— Set exercise —
Show all lines from the data that include the word "Identify".

— Data records —
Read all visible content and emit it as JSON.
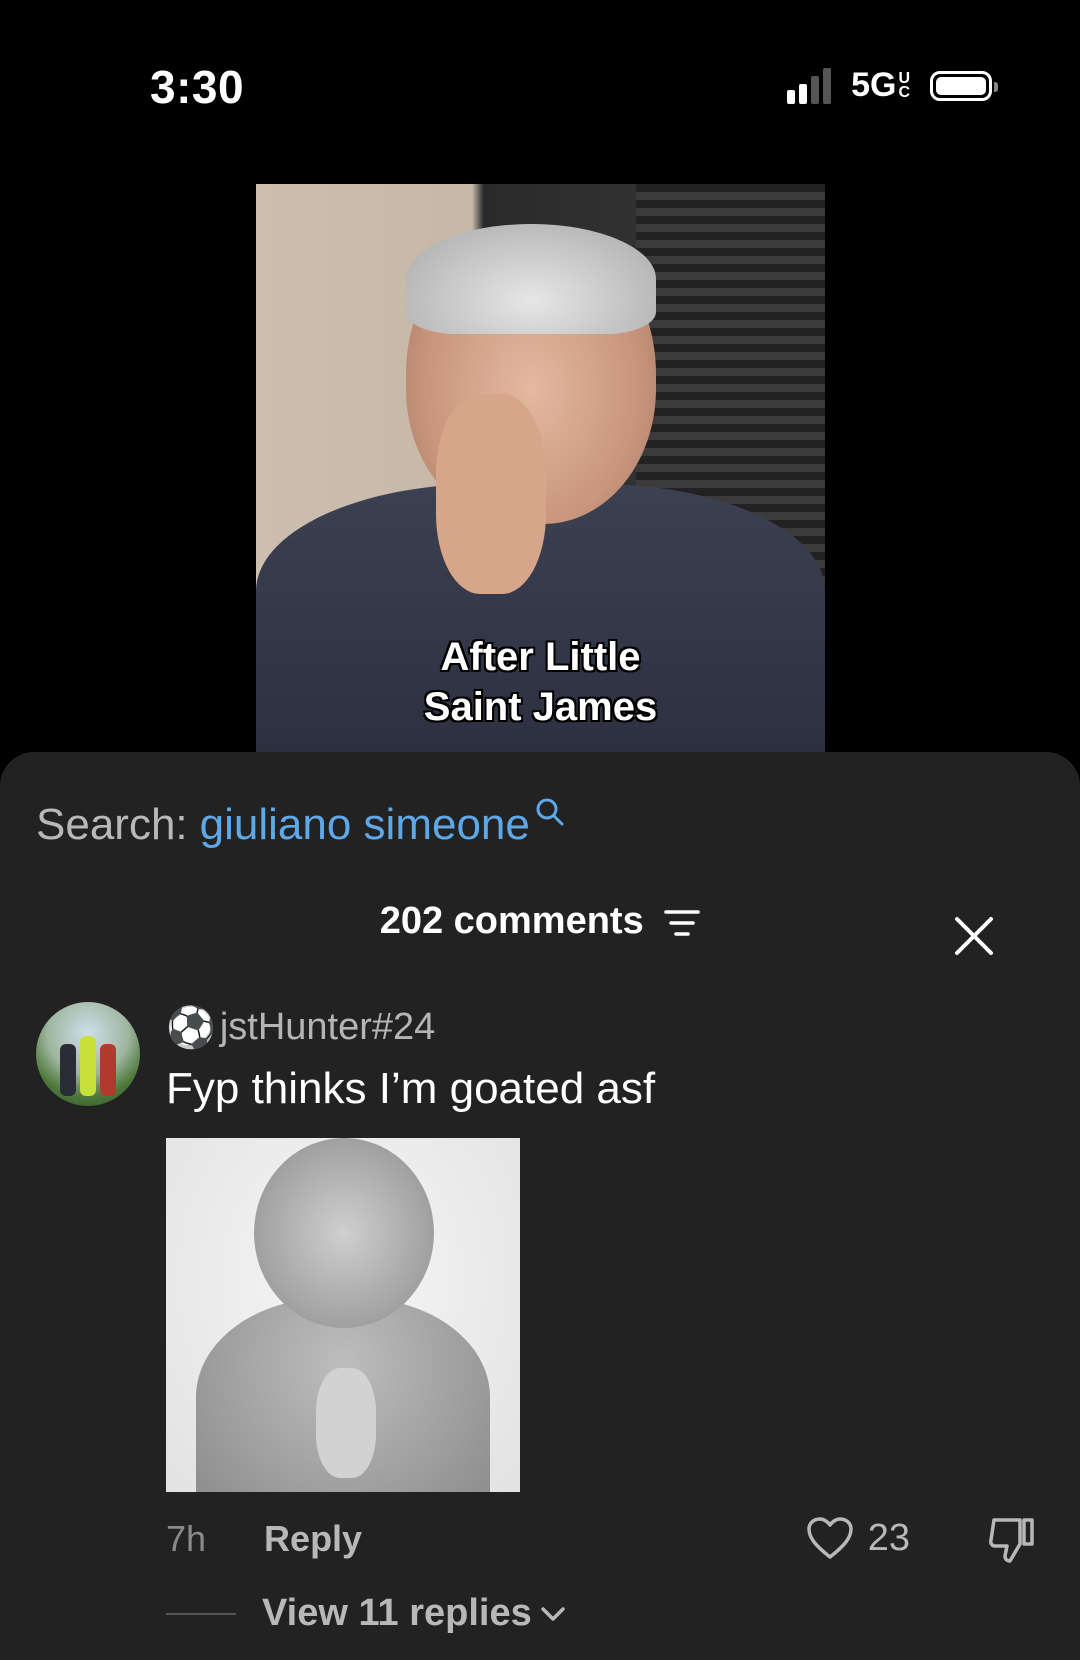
{
  "status_bar": {
    "time": "3:30",
    "network": "5G",
    "network_suffix_top": "U",
    "network_suffix_bottom": "C",
    "signal_bars_active": 2,
    "signal_bars_total": 4
  },
  "video": {
    "caption_line1": "After Little",
    "caption_line2": "Saint James"
  },
  "comments_sheet": {
    "search_prefix": "Search:",
    "search_term": "giuliano simeone",
    "comment_count_label": "202 comments",
    "comments": [
      {
        "username": "jstHunter#24",
        "username_emoji": "⚽",
        "text": "Fyp thinks I’m goated asf",
        "time": "7h",
        "reply_label": "Reply",
        "likes": "23",
        "view_replies_label": "View 11 replies"
      }
    ]
  },
  "colors": {
    "sheet_bg": "#222222",
    "search_term": "#5fa8e8",
    "muted_text": "#b8b8b8"
  },
  "icons": [
    "search-icon",
    "sort-icon",
    "close-icon",
    "heart-icon",
    "dislike-icon",
    "chevron-down-icon",
    "battery-icon",
    "signal-icon"
  ]
}
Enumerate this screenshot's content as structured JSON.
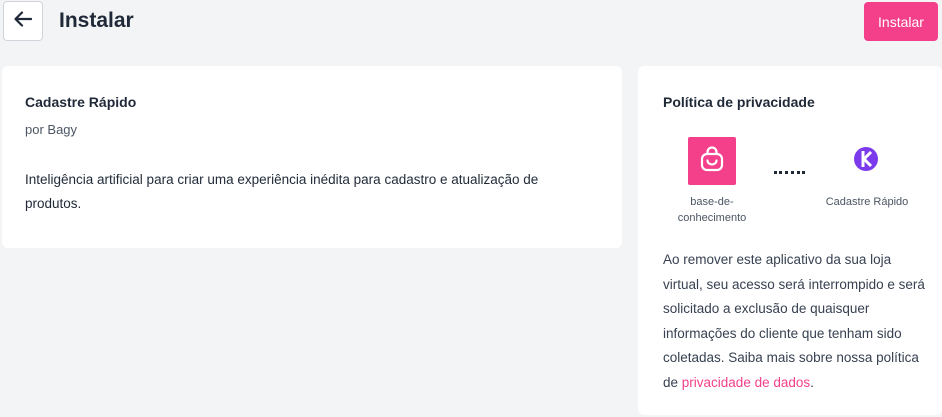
{
  "header": {
    "title": "Instalar",
    "install_label": "Instalar"
  },
  "app": {
    "name": "Cadastre Rápido",
    "author": "por Bagy",
    "description": "Inteligência artificial para criar uma experiência inédita para cadastro e atualização de produtos."
  },
  "privacy": {
    "title": "Política de privacidade",
    "left_label": "base-de-conhecimento",
    "right_label": "Cadastre Rápido",
    "text_before_link": "Ao remover este aplicativo da sua loja virtual, seu acesso será interrompido e será solicitado a exclusão de quaisquer informações do cliente que tenham sido coletadas. Saiba mais sobre nossa política de ",
    "link_text": "privacidade de dados",
    "text_after_link": "."
  },
  "icons": {
    "back": "arrow-left-icon",
    "store": "shopping-bag-icon",
    "partner": "cadastre-rapido-logo-icon"
  },
  "colors": {
    "accent": "#f43f8b",
    "partner_logo": "#7c3aed",
    "background": "#f3f4f6"
  }
}
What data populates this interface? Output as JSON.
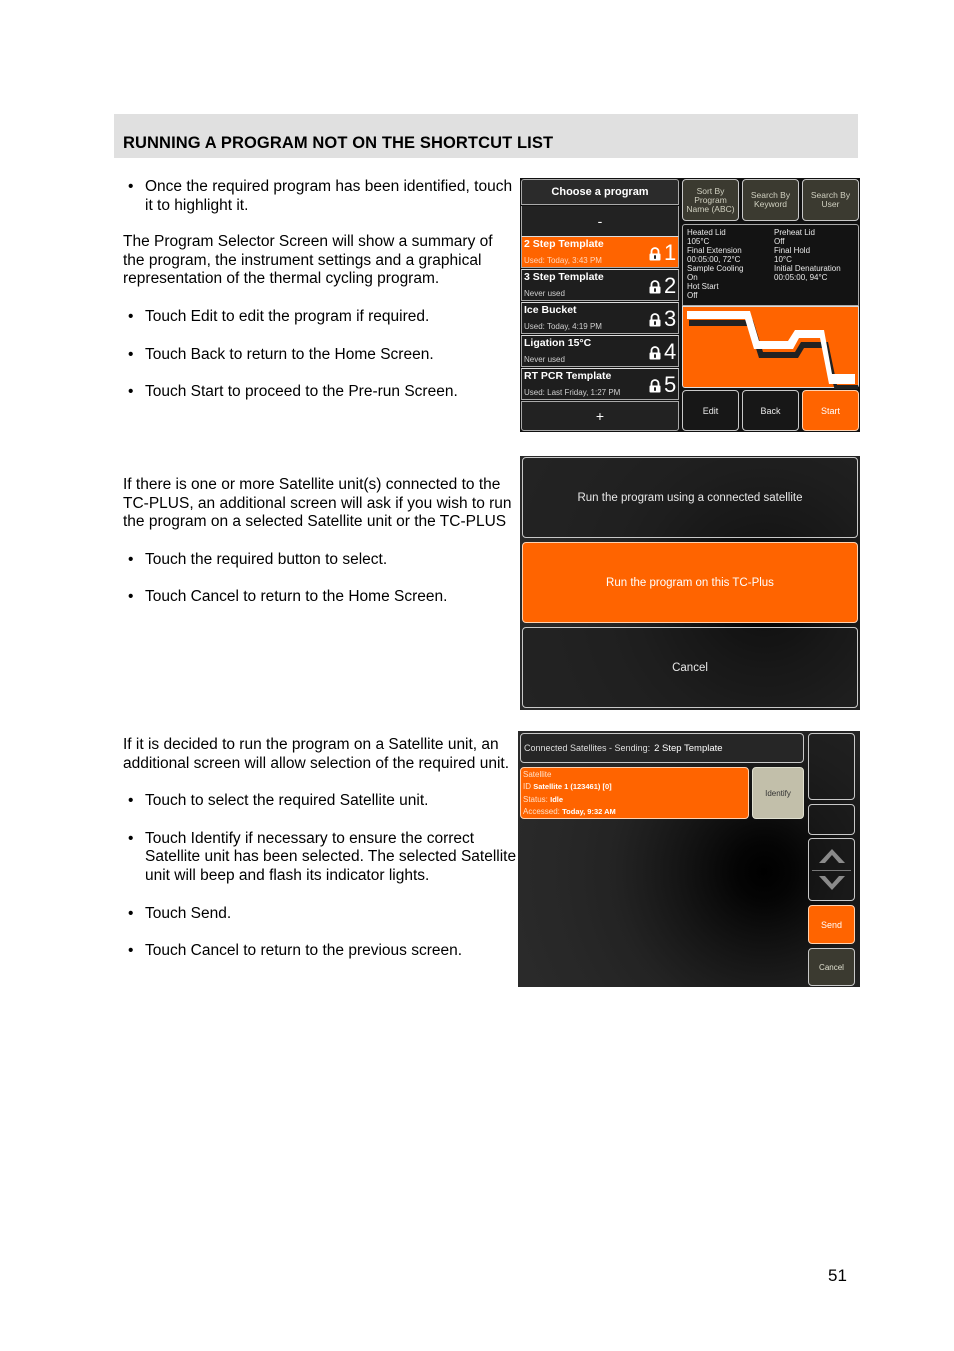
{
  "section": {
    "title": "RUNNING A PROGRAM NOT ON THE SHORTCUT LIST"
  },
  "block1": {
    "bullet1": "Once the required program has been identified, touch it to highlight it.",
    "paragraph": "The Program Selector Screen will show a summary of the program, the instrument settings and a graphical representation of the thermal cycling program.",
    "bullet2": "Touch Edit to edit the program if required.",
    "bullet3": "Touch Back to return to the Home Screen.",
    "bullet4": "Touch Start to proceed to the Pre-run Screen."
  },
  "block2": {
    "paragraph": "If there is one or more Satellite unit(s) connected to the TC-PLUS, an additional screen will ask if you wish to run the program on a selected Satellite unit or the TC-PLUS",
    "bullet1": "Touch the required button to select.",
    "bullet2": "Touch Cancel to return to the Home Screen."
  },
  "block3": {
    "paragraph": "If it is decided to run the program on a Satellite unit, an additional screen will allow selection of the required unit.",
    "bullet1": "Touch to select the required Satellite unit.",
    "bullet2": "Touch Identify if necessary to ensure the correct Satellite unit has been selected. The selected Satellite unit will beep and flash its indicator lights.",
    "bullet3": "Touch Send.",
    "bullet4": "Touch Cancel to return to the previous screen."
  },
  "screen1": {
    "title": "Choose a program",
    "scroll_up": "-",
    "scroll_down": "+",
    "programs": [
      {
        "name": "2 Step Template",
        "used": "Used: Today, 3:43 PM",
        "number": "1",
        "selected": true
      },
      {
        "name": "3 Step Template",
        "used": "Never used",
        "number": "2",
        "selected": false
      },
      {
        "name": "Ice Bucket",
        "used": "Used: Today, 4:19 PM",
        "number": "3",
        "selected": false
      },
      {
        "name": "Ligation 15°C",
        "used": "Never used",
        "number": "4",
        "selected": false
      },
      {
        "name": "RT PCR Template",
        "used": "Used: Last Friday, 1:27 PM",
        "number": "5",
        "selected": false
      }
    ],
    "sort_button": "Sort By Program Name (ABC)",
    "search_keyword_button": "Search By Keyword",
    "search_user_button": "Search By User",
    "settings": [
      {
        "label": "Heated Lid",
        "value": "105°C"
      },
      {
        "label": "Preheat Lid",
        "value": "Off"
      },
      {
        "label": "Final Extension",
        "value": "00:05:00, 72°C"
      },
      {
        "label": "Final Hold",
        "value": "10°C"
      },
      {
        "label": "Sample Cooling",
        "value": "On"
      },
      {
        "label": "Initial Denaturation",
        "value": "00:05:00, 94°C"
      },
      {
        "label": "Hot Start",
        "value": "Off"
      }
    ],
    "edit_button": "Edit",
    "back_button": "Back",
    "start_button": "Start",
    "accent_color": "#ff6400"
  },
  "screen2": {
    "satellite_button": "Run the program using a connected satellite",
    "local_button": "Run the program on this TC-Plus",
    "cancel_button": "Cancel"
  },
  "screen3": {
    "header_label": "Connected Satellites - Sending:",
    "sending_program": "2 Step Template",
    "satellite": {
      "heading": "Satellite",
      "id_label": "ID",
      "id_value": "Satellite 1 (123461) [0]",
      "status_label": "Status:",
      "status_value": "Idle",
      "accessed_label": "Accessed:",
      "accessed_value": "Today, 9:32 AM"
    },
    "identify_button": "Identify",
    "send_button": "Send",
    "cancel_button": "Cancel"
  },
  "page_number": "51"
}
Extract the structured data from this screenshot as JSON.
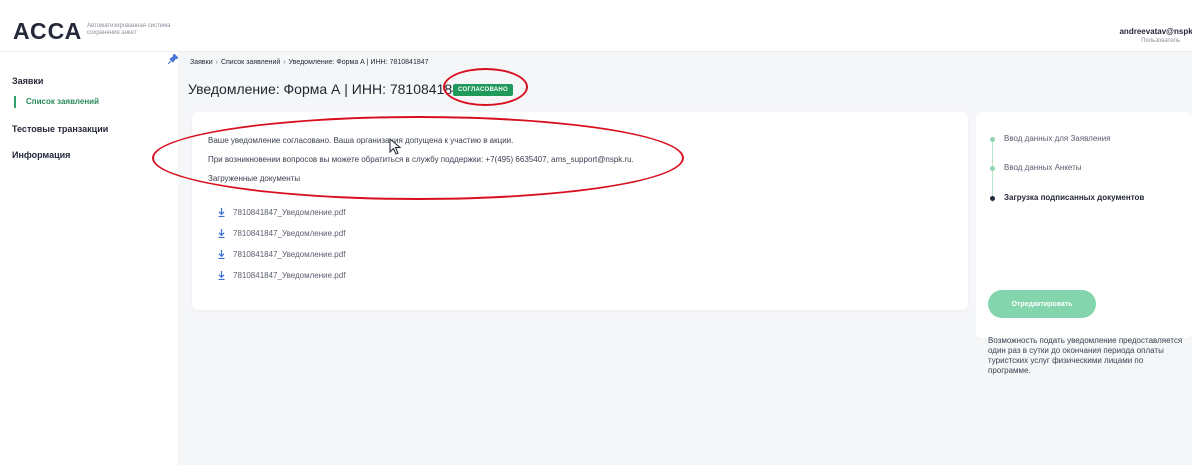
{
  "header": {
    "logo": "АССА",
    "logo_sub": "Автоматизированная система сохранения анкет",
    "user_name": "andreevatav@nspk.r",
    "user_role": "Пользователь"
  },
  "sidebar": {
    "items": [
      {
        "label": "Заявки"
      },
      {
        "label": "Список заявлений"
      },
      {
        "label": "Тестовые транзакции"
      },
      {
        "label": "Информация"
      }
    ]
  },
  "breadcrumb": [
    "Заявки",
    "Список заявлений",
    "Уведомление: Форма А | ИНН: 7810841847"
  ],
  "page": {
    "title": "Уведомление: Форма А | ИНН: 7810841847",
    "status": "СОГЛАСОВАНО"
  },
  "card": {
    "message1": "Ваше уведомление согласовано. Ваша организация допущена к участию в акции.",
    "message2": "При возникновении вопросов вы можете обратиться в службу поддержки: +7(495) 6635407, ams_support@nspk.ru.",
    "docs_label": "Загруженные документы",
    "docs": [
      "7810841847_Уведомление.pdf",
      "7810841847_Уведомление.pdf",
      "7810841847_Уведомление.pdf",
      "7810841847_Уведомление.pdf"
    ]
  },
  "steps": [
    {
      "label": "Ввод данных для Заявления"
    },
    {
      "label": "Ввод данных Анкеты"
    },
    {
      "label": "Загрузка подписанных документов"
    }
  ],
  "edit_button": "Отредактировать",
  "side_note": "Возможность подать уведомление предоставляется один раз в сутки до окончания периода оплаты туристских услуг физическими лицами по программе.",
  "colors": {
    "accent": "#1f9a5a",
    "annotation": "#d80f1e"
  }
}
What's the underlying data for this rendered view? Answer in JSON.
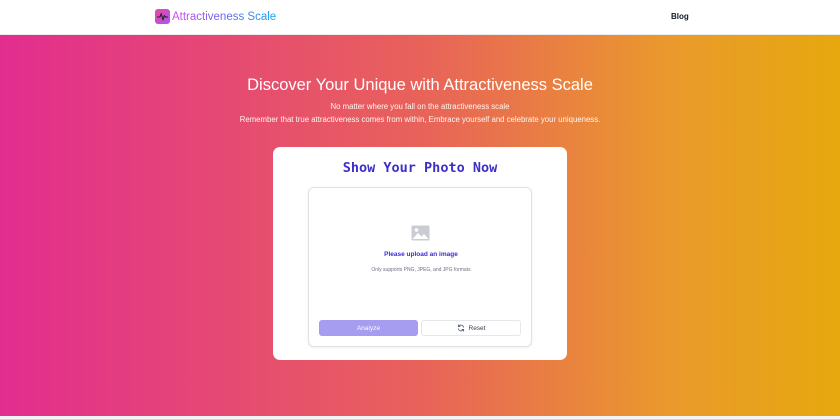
{
  "nav": {
    "brand": "Attractiveness Scale",
    "brand_icon": "heartbeat-pulse-icon",
    "blog_link": "Blog"
  },
  "hero": {
    "title": "Discover Your Unique with Attractiveness Scale",
    "subtitle_line1": "No matter where you fall on the attractiveness scale",
    "subtitle_line2": "Remember that true attractiveness comes from within, Embrace yourself and celebrate your uniqueness.",
    "gradient_colors": [
      "#e22d8f",
      "#e8625a",
      "#ea9a2c",
      "#e6a80e"
    ]
  },
  "card": {
    "title": "Show Your Photo Now",
    "upload": {
      "icon": "image-placeholder-icon",
      "prompt": "Please upload an image",
      "hint": "Only supports PNG, JPEG, and JPG formats"
    },
    "buttons": {
      "analyze_label": "Analyze",
      "reset_label": "Reset",
      "reset_icon": "refresh-icon"
    }
  },
  "colors": {
    "accent": "#3f2fc9",
    "analyze_button": "#a69cf0"
  }
}
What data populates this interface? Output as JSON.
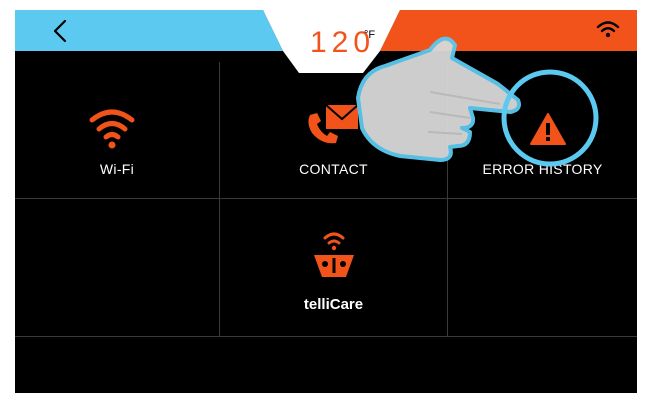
{
  "header": {
    "temperature": "120",
    "temperature_unit": "°F",
    "back_label": "Back",
    "colors": {
      "left_band": "#5ccaf0",
      "right_band": "#f2531b",
      "accent": "#f2531b"
    }
  },
  "tiles": [
    {
      "id": "wifi",
      "label": "Wi-Fi",
      "icon": "wifi-icon"
    },
    {
      "id": "contact",
      "label": "CONTACT",
      "icon": "phone-envelope-icon"
    },
    {
      "id": "error-history",
      "label": "ERROR HISTORY",
      "icon": "warning-triangle-icon"
    },
    {
      "id": "tellicare",
      "label_prefix": "telli",
      "label_suffix": "Care",
      "icon": "tellicare-logo-icon"
    }
  ],
  "overlay": {
    "icon": "pointing-hand-icon",
    "highlight": "highlight-circle"
  }
}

— Answer to the task —
    "bullet2": "Touch Identify if necessary to ensure the correct Satellite unit has been selected. The selected Satellite unit will beep and flash its indicator lights.",
    "identify_button": "Identify",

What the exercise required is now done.